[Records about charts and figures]
------------------------------------------------------------

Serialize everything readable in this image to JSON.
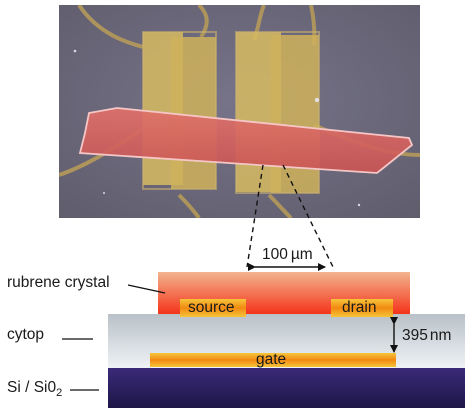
{
  "micrograph": {
    "description": "optical micrograph of rubrene crystal over electrodes"
  },
  "diagram": {
    "dimension_top": {
      "value": "100",
      "unit": "µm"
    },
    "dimension_right": {
      "value": "395",
      "unit": "nm"
    },
    "electrodes": {
      "source": "source",
      "drain": "drain",
      "gate": "gate"
    },
    "labels": {
      "crystal": "rubrene crystal",
      "dielectric": "cytop",
      "substrate_prefix": "Si / Si0",
      "substrate_subscript": "2"
    }
  },
  "colors": {
    "background_photo": "#6f6c7c",
    "crystal_top": "#f2b48e",
    "crystal_bottom": "#f4331a",
    "electrode_edge": "#f6c53a",
    "electrode_core": "#f28a12",
    "cytop_top": "#b9c1c8",
    "cytop_bottom": "#eef2f5",
    "substrate_top": "#3a2a78",
    "substrate_bottom": "#1e1648"
  }
}
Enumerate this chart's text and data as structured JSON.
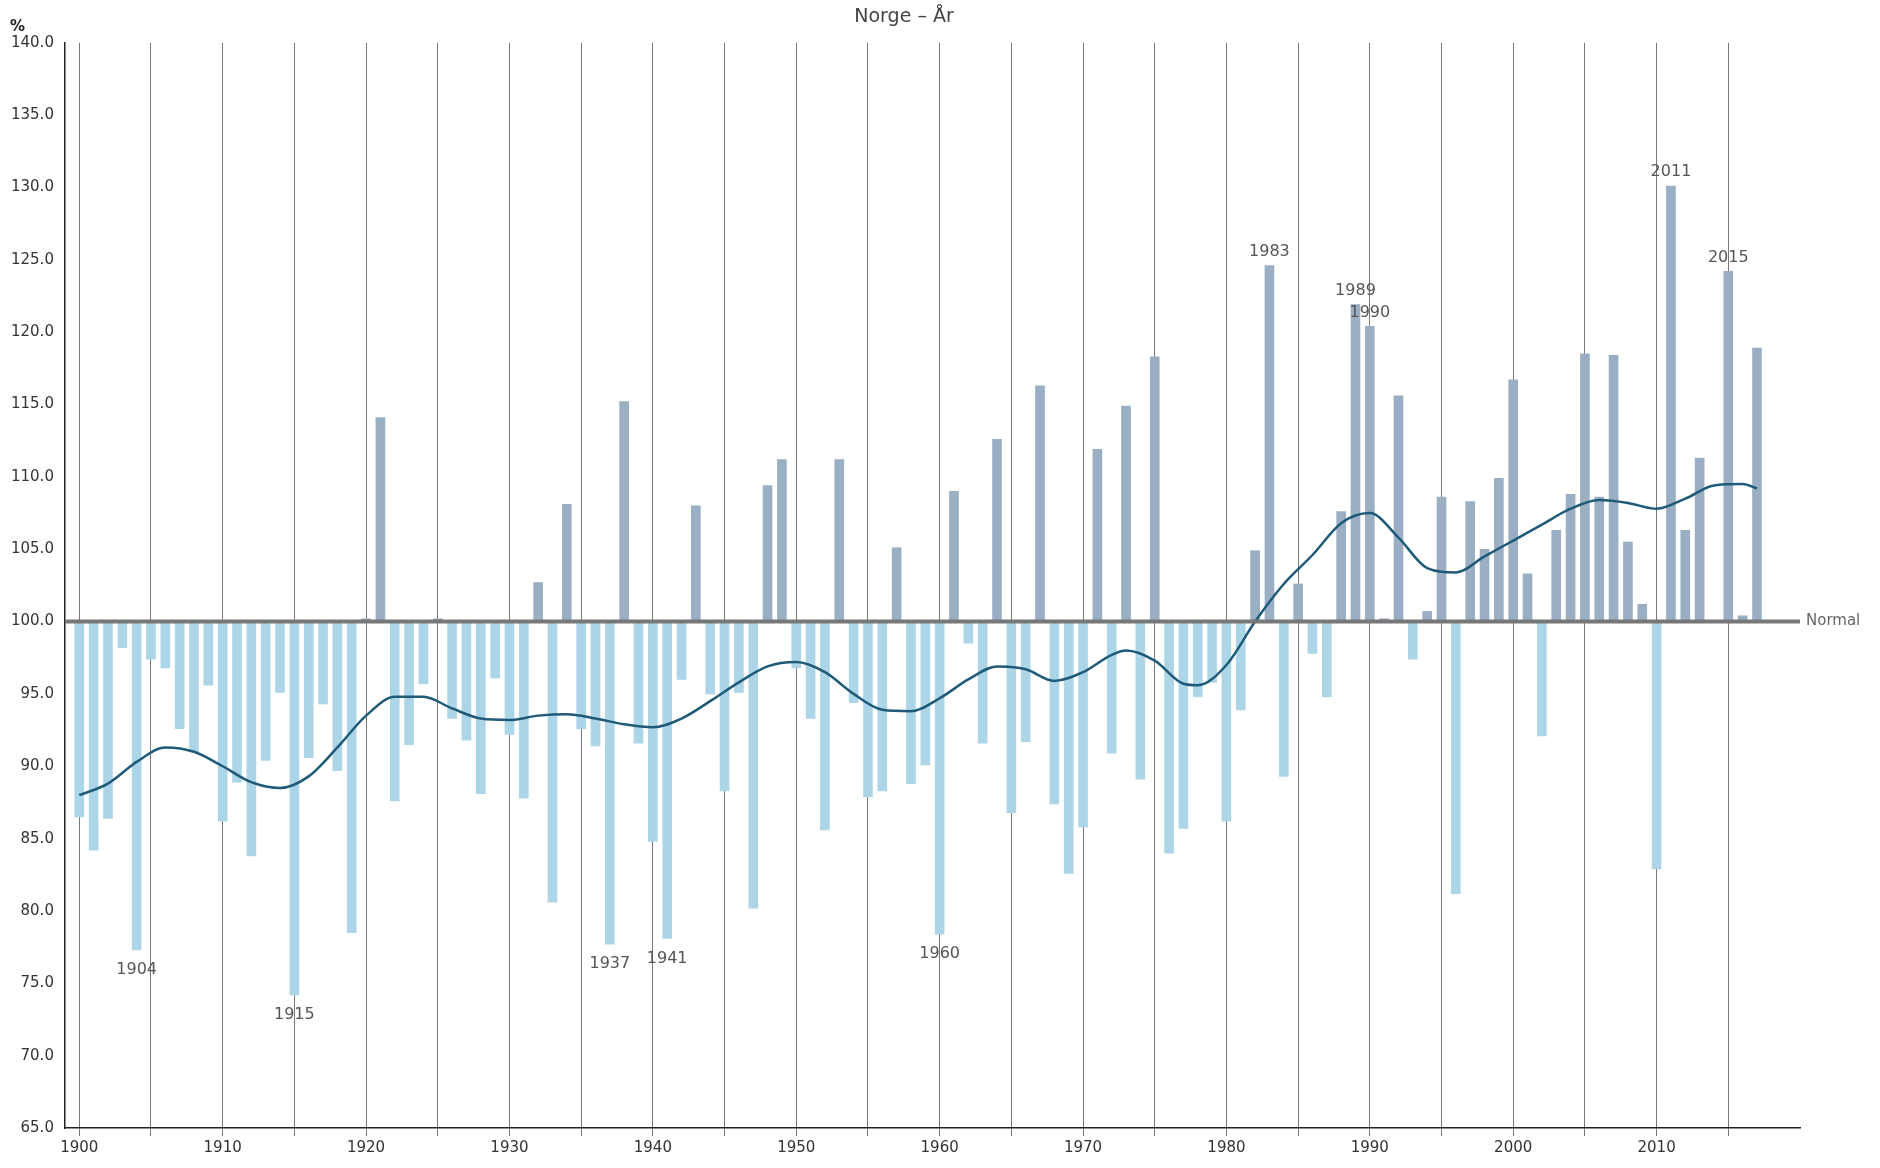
{
  "chart_data": {
    "type": "bar",
    "title": "Norge – År",
    "ylabel": "%",
    "x": [
      1900,
      1901,
      1902,
      1903,
      1904,
      1905,
      1906,
      1907,
      1908,
      1909,
      1910,
      1911,
      1912,
      1913,
      1914,
      1915,
      1916,
      1917,
      1918,
      1919,
      1920,
      1921,
      1922,
      1923,
      1924,
      1925,
      1926,
      1927,
      1928,
      1929,
      1930,
      1931,
      1932,
      1933,
      1934,
      1935,
      1936,
      1937,
      1938,
      1939,
      1940,
      1941,
      1942,
      1943,
      1944,
      1945,
      1946,
      1947,
      1948,
      1949,
      1950,
      1951,
      1952,
      1953,
      1954,
      1955,
      1956,
      1957,
      1958,
      1959,
      1960,
      1961,
      1962,
      1963,
      1964,
      1965,
      1966,
      1967,
      1968,
      1969,
      1970,
      1971,
      1972,
      1973,
      1974,
      1975,
      1976,
      1977,
      1978,
      1979,
      1980,
      1981,
      1982,
      1983,
      1984,
      1985,
      1986,
      1987,
      1988,
      1989,
      1990,
      1991,
      1992,
      1993,
      1994,
      1995,
      1996,
      1997,
      1998,
      1999,
      2000,
      2001,
      2002,
      2003,
      2004,
      2005,
      2006,
      2007,
      2008,
      2009,
      2010,
      2011,
      2012,
      2013,
      2014,
      2015,
      2016,
      2017
    ],
    "series": [
      {
        "base": [
          100,
          100,
          100,
          100,
          100,
          100,
          100,
          100,
          100,
          100,
          100,
          100,
          100,
          100,
          100,
          100,
          100,
          100,
          100,
          100,
          100,
          100,
          100,
          100,
          100,
          100,
          100,
          100,
          100,
          100,
          100,
          100,
          100,
          100,
          100,
          100,
          100,
          100,
          100,
          100,
          100,
          100,
          100,
          100,
          100,
          100,
          100,
          100,
          100,
          100,
          100,
          100,
          100,
          100,
          100,
          100,
          100,
          100,
          100,
          100,
          100,
          100,
          100,
          100,
          100,
          100,
          100,
          100,
          100,
          100,
          100,
          100,
          100,
          100,
          100,
          100,
          100,
          100,
          100,
          100,
          100,
          100,
          100,
          100,
          100,
          100,
          100,
          100,
          100,
          100,
          100,
          100,
          100,
          100,
          100,
          100,
          100,
          100,
          100,
          100,
          100,
          100,
          100,
          100,
          100,
          100,
          100,
          100,
          100,
          100,
          100,
          100,
          100,
          100,
          null,
          100,
          100,
          100
        ],
        "values": [
          -13.5,
          -15.8,
          -13.6,
          -1.8,
          -22.7,
          -2.6,
          -3.2,
          -7.4,
          -9.0,
          -4.4,
          -13.8,
          -11.1,
          -16.2,
          -9.6,
          -4.9,
          -25.8,
          -9.4,
          -5.7,
          -10.3,
          -21.5,
          0.2,
          14.1,
          -12.4,
          -8.5,
          -4.3,
          0.2,
          -6.7,
          -8.2,
          -11.9,
          -3.9,
          -7.8,
          -12.2,
          2.7,
          -19.4,
          8.1,
          -7.4,
          -8.6,
          -22.3,
          15.2,
          -8.4,
          -15.2,
          -21.9,
          -4.0,
          8.0,
          -5.0,
          -11.7,
          -4.9,
          -19.8,
          9.4,
          11.2,
          -3.2,
          -6.7,
          -14.4,
          11.2,
          -5.6,
          -12.1,
          -11.7,
          5.1,
          -11.2,
          -9.9,
          -21.6,
          9.0,
          -1.5,
          -8.4,
          12.6,
          -13.2,
          -8.3,
          16.3,
          -12.6,
          -17.4,
          -14.2,
          11.9,
          -9.1,
          14.9,
          -10.9,
          18.3,
          -16.0,
          -14.3,
          -5.2,
          -4.2,
          -13.8,
          -6.1,
          4.9,
          24.6,
          -10.7,
          2.6,
          -2.2,
          -5.2,
          7.6,
          21.9,
          20.4,
          0.2,
          15.6,
          -2.6,
          0.7,
          8.6,
          -18.8,
          8.3,
          5.0,
          9.9,
          16.7,
          3.3,
          -7.9,
          6.3,
          8.8,
          18.5,
          8.6,
          18.4,
          5.5,
          1.2,
          -17.1,
          30.1,
          6.3,
          11.3,
          null,
          24.2,
          0.4,
          18.9
        ],
        "colors": [
          "#acd6e8",
          "#acd6e8",
          "#acd6e8",
          "#acd6e8",
          "#acd6e8",
          "#acd6e8",
          "#acd6e8",
          "#acd6e8",
          "#acd6e8",
          "#acd6e8",
          "#acd6e8",
          "#acd6e8",
          "#acd6e8",
          "#acd6e8",
          "#acd6e8",
          "#acd6e8",
          "#acd6e8",
          "#acd6e8",
          "#acd6e8",
          "#acd6e8",
          "#9aafc3",
          "#9aafc3",
          "#acd6e8",
          "#acd6e8",
          "#acd6e8",
          "#9aafc3",
          "#acd6e8",
          "#acd6e8",
          "#acd6e8",
          "#acd6e8",
          "#acd6e8",
          "#acd6e8",
          "#9aafc3",
          "#acd6e8",
          "#9aafc3",
          "#acd6e8",
          "#acd6e8",
          "#acd6e8",
          "#9aafc3",
          "#acd6e8",
          "#acd6e8",
          "#acd6e8",
          "#acd6e8",
          "#9aafc3",
          "#acd6e8",
          "#acd6e8",
          "#acd6e8",
          "#acd6e8",
          "#9aafc3",
          "#9aafc3",
          "#acd6e8",
          "#acd6e8",
          "#acd6e8",
          "#9aafc3",
          "#acd6e8",
          "#acd6e8",
          "#acd6e8",
          "#9aafc3",
          "#acd6e8",
          "#acd6e8",
          "#acd6e8",
          "#9aafc3",
          "#acd6e8",
          "#acd6e8",
          "#9aafc3",
          "#acd6e8",
          "#acd6e8",
          "#9aafc3",
          "#acd6e8",
          "#acd6e8",
          "#acd6e8",
          "#9aafc3",
          "#acd6e8",
          "#9aafc3",
          "#acd6e8",
          "#9aafc3",
          "#acd6e8",
          "#acd6e8",
          "#acd6e8",
          "#acd6e8",
          "#acd6e8",
          "#acd6e8",
          "#9aafc3",
          "#9aafc3",
          "#acd6e8",
          "#9aafc3",
          "#acd6e8",
          "#acd6e8",
          "#9aafc3",
          "#9aafc3",
          "#9aafc3",
          "#9aafc3",
          "#9aafc3",
          "#acd6e8",
          "#9aafc3",
          "#9aafc3",
          "#acd6e8",
          "#9aafc3",
          "#9aafc3",
          "#9aafc3",
          "#9aafc3",
          "#9aafc3",
          "#acd6e8",
          "#9aafc3",
          "#9aafc3",
          "#9aafc3",
          "#9aafc3",
          "#9aafc3",
          "#9aafc3",
          "#9aafc3",
          "#acd6e8",
          "#9aafc3",
          "#9aafc3",
          "#9aafc3",
          null,
          "#9aafc3",
          "#9aafc3",
          "#9aafc3"
        ]
      },
      {
        "type": "line",
        "color": "#1f5a78",
        "x": [
          1900,
          1902,
          1904,
          1906,
          1908,
          1910,
          1912,
          1914,
          1916,
          1918,
          1920,
          1922,
          1924,
          1926,
          1928,
          1930,
          1932,
          1934,
          1936,
          1938,
          1940,
          1942,
          1944,
          1946,
          1948,
          1950,
          1952,
          1954,
          1956,
          1958,
          1960,
          1962,
          1964,
          1966,
          1968,
          1970,
          1972,
          1973,
          1975,
          1977,
          1978,
          1980,
          1982,
          1984,
          1986,
          1988,
          1990,
          1992,
          1994,
          1996,
          1998,
          2000,
          2002,
          2004,
          2006,
          2008,
          2010,
          2012,
          2014,
          2016,
          2017
        ],
        "values": [
          88.0,
          88.8,
          90.3,
          91.3,
          91.0,
          90.0,
          88.9,
          88.5,
          89.3,
          91.3,
          93.5,
          94.8,
          94.8,
          94.0,
          93.3,
          93.2,
          93.5,
          93.6,
          93.3,
          92.9,
          92.7,
          93.3,
          94.5,
          95.8,
          96.9,
          97.2,
          96.5,
          95.0,
          93.9,
          93.8,
          94.7,
          96.0,
          96.9,
          96.7,
          95.9,
          96.5,
          97.7,
          98.0,
          97.3,
          95.7,
          95.6,
          97.0,
          100.0,
          102.6,
          104.6,
          106.8,
          107.5,
          105.8,
          103.7,
          103.4,
          104.5,
          105.6,
          106.7,
          107.8,
          108.4,
          108.2,
          107.8,
          108.5,
          109.4,
          109.5,
          109.2
        ]
      }
    ],
    "xlim": [
      1899,
      2020
    ],
    "xticks": [
      1900,
      {
        "value": 1905,
        "label": null
      },
      1910,
      {
        "value": 1915,
        "label": null
      },
      1920,
      {
        "value": 1925,
        "label": null
      },
      1930,
      {
        "value": 1935,
        "label": null
      },
      1940,
      {
        "value": 1945,
        "label": null
      },
      1950,
      {
        "value": 1955,
        "label": null
      },
      1960,
      {
        "value": 1965,
        "label": null
      },
      1970,
      {
        "value": 1975,
        "label": null
      },
      1980,
      {
        "value": 1985,
        "label": null
      },
      1990,
      {
        "value": 1995,
        "label": null
      },
      2000,
      {
        "value": 2005,
        "label": null
      },
      2010,
      {
        "value": 2015,
        "label": null
      }
    ],
    "ylim": [
      65,
      140
    ],
    "yticks": [
      {
        "value": 65,
        "label": "65.0"
      },
      {
        "value": 70,
        "label": "70.0"
      },
      {
        "value": 75,
        "label": "75.0"
      },
      {
        "value": 80,
        "label": "80.0"
      },
      {
        "value": 85,
        "label": "85.0"
      },
      {
        "value": 90,
        "label": "90.0"
      },
      {
        "value": 95,
        "label": "95.0"
      },
      {
        "value": 100,
        "label": "100.0"
      },
      {
        "value": 105,
        "label": "105.0"
      },
      {
        "value": 110,
        "label": "110.0"
      },
      {
        "value": 115,
        "label": "115.0"
      },
      {
        "value": 120,
        "label": "120.0"
      },
      {
        "value": 125,
        "label": "125.0"
      },
      {
        "value": 130,
        "label": "130.0"
      },
      {
        "value": 135,
        "label": "135.0"
      },
      {
        "value": 140,
        "label": "140.0"
      }
    ],
    "grid": "x",
    "legend": false,
    "marker": "none",
    "line_style": "solid",
    "ref_lines": [
      {
        "axis": "y",
        "value": 100,
        "label": "Normal",
        "color": "#777777"
      }
    ],
    "annotations": [
      {
        "text": "1904",
        "x": 1904,
        "y": 77.3
      },
      {
        "text": "1915",
        "x": 1915,
        "y": 74.2
      },
      {
        "text": "1937",
        "x": 1937,
        "y": 77.7
      },
      {
        "text": "1941",
        "x": 1941,
        "y": 78.1
      },
      {
        "text": "1960",
        "x": 1960,
        "y": 78.4
      },
      {
        "text": "1983",
        "x": 1983,
        "y": 124.6
      },
      {
        "text": "1989",
        "x": 1989,
        "y": 121.9
      },
      {
        "text": "1990",
        "x": 1990,
        "y": 120.4
      },
      {
        "text": "2011",
        "x": 2011,
        "y": 130.1
      },
      {
        "text": "2015",
        "x": 2015,
        "y": 124.2
      }
    ]
  }
}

------------------------------------------------------------

_What the task asks_
Gather all lines with the string "text" from the data.

_Solution below_
Enumerate this chart's text and data as structured JSON.
        "text": "1904",
        "text": "1915",
        "text": "1937",
        "text": "1941",
        "text": "1960",
        "text": "1983",
        "text": "1989",
        "text": "1990",
        "text": "2011",
        "text": "2015",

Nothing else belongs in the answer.